___ Supplied data

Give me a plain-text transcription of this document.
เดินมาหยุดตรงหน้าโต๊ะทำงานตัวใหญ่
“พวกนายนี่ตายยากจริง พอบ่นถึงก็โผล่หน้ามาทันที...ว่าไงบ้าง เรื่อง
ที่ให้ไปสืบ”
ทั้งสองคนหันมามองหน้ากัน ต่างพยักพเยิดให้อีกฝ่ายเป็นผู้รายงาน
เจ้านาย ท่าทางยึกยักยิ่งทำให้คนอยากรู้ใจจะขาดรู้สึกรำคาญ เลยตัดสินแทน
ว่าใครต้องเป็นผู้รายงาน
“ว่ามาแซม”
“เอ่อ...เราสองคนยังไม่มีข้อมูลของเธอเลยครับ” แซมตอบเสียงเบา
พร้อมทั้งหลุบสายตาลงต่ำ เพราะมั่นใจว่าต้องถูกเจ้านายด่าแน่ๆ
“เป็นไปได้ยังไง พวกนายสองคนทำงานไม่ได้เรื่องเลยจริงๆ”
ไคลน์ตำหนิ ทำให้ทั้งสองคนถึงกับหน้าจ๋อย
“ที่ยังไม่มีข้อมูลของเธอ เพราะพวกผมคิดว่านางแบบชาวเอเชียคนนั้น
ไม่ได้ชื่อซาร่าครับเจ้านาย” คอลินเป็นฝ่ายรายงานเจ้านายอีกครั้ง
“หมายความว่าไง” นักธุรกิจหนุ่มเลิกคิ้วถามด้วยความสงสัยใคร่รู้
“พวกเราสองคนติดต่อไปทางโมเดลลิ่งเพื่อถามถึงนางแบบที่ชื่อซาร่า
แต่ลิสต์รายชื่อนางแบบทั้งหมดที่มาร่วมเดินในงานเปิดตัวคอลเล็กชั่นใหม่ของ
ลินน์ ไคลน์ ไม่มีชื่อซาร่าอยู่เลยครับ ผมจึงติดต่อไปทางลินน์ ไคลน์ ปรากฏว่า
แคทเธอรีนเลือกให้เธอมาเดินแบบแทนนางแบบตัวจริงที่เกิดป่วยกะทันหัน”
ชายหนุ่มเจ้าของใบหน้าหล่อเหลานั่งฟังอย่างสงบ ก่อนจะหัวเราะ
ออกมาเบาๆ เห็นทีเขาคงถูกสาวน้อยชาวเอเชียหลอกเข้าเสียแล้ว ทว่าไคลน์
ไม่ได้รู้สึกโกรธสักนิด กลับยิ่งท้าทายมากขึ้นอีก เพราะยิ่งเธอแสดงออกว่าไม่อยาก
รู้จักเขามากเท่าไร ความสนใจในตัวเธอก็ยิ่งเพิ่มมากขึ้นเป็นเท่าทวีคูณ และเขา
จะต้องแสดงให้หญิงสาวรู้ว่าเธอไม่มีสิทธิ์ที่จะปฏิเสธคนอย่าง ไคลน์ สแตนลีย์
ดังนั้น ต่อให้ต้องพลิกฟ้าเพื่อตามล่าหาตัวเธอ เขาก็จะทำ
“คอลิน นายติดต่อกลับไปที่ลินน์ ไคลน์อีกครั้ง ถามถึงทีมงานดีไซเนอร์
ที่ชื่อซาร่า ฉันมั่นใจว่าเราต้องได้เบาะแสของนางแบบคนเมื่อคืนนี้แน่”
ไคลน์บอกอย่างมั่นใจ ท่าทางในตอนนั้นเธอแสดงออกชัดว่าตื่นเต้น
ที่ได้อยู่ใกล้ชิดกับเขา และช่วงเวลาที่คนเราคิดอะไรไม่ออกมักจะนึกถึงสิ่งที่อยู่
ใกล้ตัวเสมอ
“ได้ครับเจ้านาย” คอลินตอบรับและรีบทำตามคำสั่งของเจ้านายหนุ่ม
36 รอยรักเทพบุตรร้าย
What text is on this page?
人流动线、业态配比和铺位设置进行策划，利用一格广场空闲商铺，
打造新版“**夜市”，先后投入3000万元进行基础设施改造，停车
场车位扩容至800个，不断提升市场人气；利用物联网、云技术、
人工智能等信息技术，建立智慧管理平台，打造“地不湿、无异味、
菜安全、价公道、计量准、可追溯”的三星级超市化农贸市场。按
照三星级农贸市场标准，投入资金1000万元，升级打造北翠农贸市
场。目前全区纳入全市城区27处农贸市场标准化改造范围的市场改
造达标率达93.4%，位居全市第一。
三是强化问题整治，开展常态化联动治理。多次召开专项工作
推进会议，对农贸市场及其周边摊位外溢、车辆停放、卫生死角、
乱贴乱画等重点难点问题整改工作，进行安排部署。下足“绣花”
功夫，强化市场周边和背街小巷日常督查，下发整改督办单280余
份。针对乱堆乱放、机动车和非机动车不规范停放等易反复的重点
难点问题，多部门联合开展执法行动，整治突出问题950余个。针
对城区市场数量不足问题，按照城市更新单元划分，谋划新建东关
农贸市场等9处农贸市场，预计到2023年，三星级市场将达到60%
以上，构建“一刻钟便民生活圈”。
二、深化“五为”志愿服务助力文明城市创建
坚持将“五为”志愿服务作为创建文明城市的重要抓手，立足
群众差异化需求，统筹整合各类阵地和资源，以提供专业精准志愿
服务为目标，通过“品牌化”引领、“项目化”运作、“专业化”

______

Objective: Set every line of the listing down word for word.

Reply to the task:
Give me a plain-text transcription of this document.
เดินมาหยุดตรงหน้าโต๊ะทำงานตัวใหญ่
“พวกนายนี่ตายยากจริง พอบ่นถึงก็โผล่หน้ามาทันที...ว่าไงบ้าง เรื่อง
ที่ให้ไปสืบ”
ทั้งสองคนหันมามองหน้ากัน ต่างพยักพเยิดให้อีกฝ่ายเป็นผู้รายงาน
เจ้านาย ท่าทางยึกยักยิ่งทำให้คนอยากรู้ใจจะขาดรู้สึกรำคาญ เลยตัดสินแทน
ว่าใครต้องเป็นผู้รายงาน
“ว่ามาแซม”
“เอ่อ...เราสองคนยังไม่มีข้อมูลของเธอเลยครับ” แซมตอบเสียงเบา
พร้อมทั้งหลุบสายตาลงต่ำ เพราะมั่นใจว่าต้องถูกเจ้านายด่าแน่ๆ
“เป็นไปได้ยังไง พวกนายสองคนทำงานไม่ได้เรื่องเลยจริงๆ”
ไคลน์ตำหนิ ทำให้ทั้งสองคนถึงกับหน้าจ๋อย
“ที่ยังไม่มีข้อมูลของเธอ เพราะพวกผมคิดว่านางแบบชาวเอเชียคนนั้น
ไม่ได้ชื่อซาร่าครับเจ้านาย” คอลินเป็นฝ่ายรายงานเจ้านายอีกครั้ง
“หมายความว่าไง” นักธุรกิจหนุ่มเลิกคิ้วถามด้วยความสงสัยใคร่รู้
“พวกเราสองคนติดต่อไปทางโมเดลลิ่งเพื่อถามถึงนางแบบที่ชื่อซาร่า
แต่ลิสต์รายชื่อนางแบบทั้งหมดที่มาร่วมเดินในงานเปิดตัวคอลเล็กชั่นใหม่ของ
ลินน์ ไคลน์ ไม่มีชื่อซาร่าอยู่เลยครับ ผมจึงติดต่อไปทางลินน์ ไคลน์ ปรากฏว่า
แคทเธอรีนเลือกให้เธอมาเดินแบบแทนนางแบบตัวจริงที่เกิดป่วยกะทันหัน”
ชายหนุ่มเจ้าของใบหน้าหล่อเหลานั่งฟังอย่างสงบ ก่อนจะหัวเราะ
ออกมาเบาๆ เห็นทีเขาคงถูกสาวน้อยชาวเอเชียหลอกเข้าเสียแล้ว ทว่าไคลน์
ไม่ได้รู้สึกโกรธสักนิด กลับยิ่งท้าทายมากขึ้นอีก เพราะยิ่งเธอแสดงออกว่าไม่อยาก
รู้จักเขามากเท่าไร ความสนใจในตัวเธอก็ยิ่งเพิ่มมากขึ้นเป็นเท่าทวีคูณ และเขา
จะต้องแสดงให้หญิงสาวรู้ว่าเธอไม่มีสิทธิ์ที่จะปฏิเสธคนอย่าง ไคลน์ สแตนลีย์
ดังนั้น ต่อให้ต้องพลิกฟ้าเพื่อตามล่าหาตัวเธอ เขาก็จะทำ
“คอลิน นายติดต่อกลับไปที่ลินน์ ไคลน์อีกครั้ง ถามถึงทีมงานดีไซเนอร์
ที่ชื่อซาร่า ฉันมั่นใจว่าเราต้องได้เบาะแสของนางแบบคนเมื่อคืนนี้แน่”
ไคลน์บอกอย่างมั่นใจ ท่าทางในตอนนั้นเธอแสดงออกชัดว่าตื่นเต้น
ที่ได้อยู่ใกล้ชิดกับเขา และช่วงเวลาที่คนเราคิดอะไรไม่ออกมักจะนึกถึงสิ่งที่อยู่
ใกล้ตัวเสมอ
“ได้ครับเจ้านาย” คอลินตอบรับและรีบทำตามคำสั่งของเจ้านายหนุ่ม
36 รอยรักเทพบุตรร้าย
What text is on this page?
人流动线、业态配比和铺位设置进行策划，利用一格广场空闲商铺，
打造新版“**夜市”，先后投入3000万元进行基础设施改造，停车
场车位扩容至800个，不断提升市场人气；利用物联网、云技术、
人工智能等信息技术，建立智慧管理平台，打造“地不湿、无异味、
菜安全、价公道、计量准、可追溯”的三星级超市化农贸市场。按
照三星级农贸市场标准，投入资金1000万元，升级打造北翠农贸市
场。目前全区纳入全市城区27处农贸市场标准化改造范围的市场改
造达标率达93.4%，位居全市第一。
三是强化问题整治，开展常态化联动治理。多次召开专项工作
推进会议，对农贸市场及其周边摊位外溢、车辆停放、卫生死角、
乱贴乱画等重点难点问题整改工作，进行安排部署。下足“绣花”
功夫，强化市场周边和背街小巷日常督查，下发整改督办单280余
份。针对乱堆乱放、机动车和非机动车不规范停放等易反复的重点
难点问题，多部门联合开展执法行动，整治突出问题950余个。针
对城区市场数量不足问题，按照城市更新单元划分，谋划新建东关
农贸市场等9处农贸市场，预计到2023年，三星级市场将达到60%
以上，构建“一刻钟便民生活圈”。
二、深化“五为”志愿服务助力文明城市创建
坚持将“五为”志愿服务作为创建文明城市的重要抓手，立足
群众差异化需求，统筹整合各类阵地和资源，以提供专业精准志愿
服务为目标，通过“品牌化”引领、“项目化”运作、“专业化”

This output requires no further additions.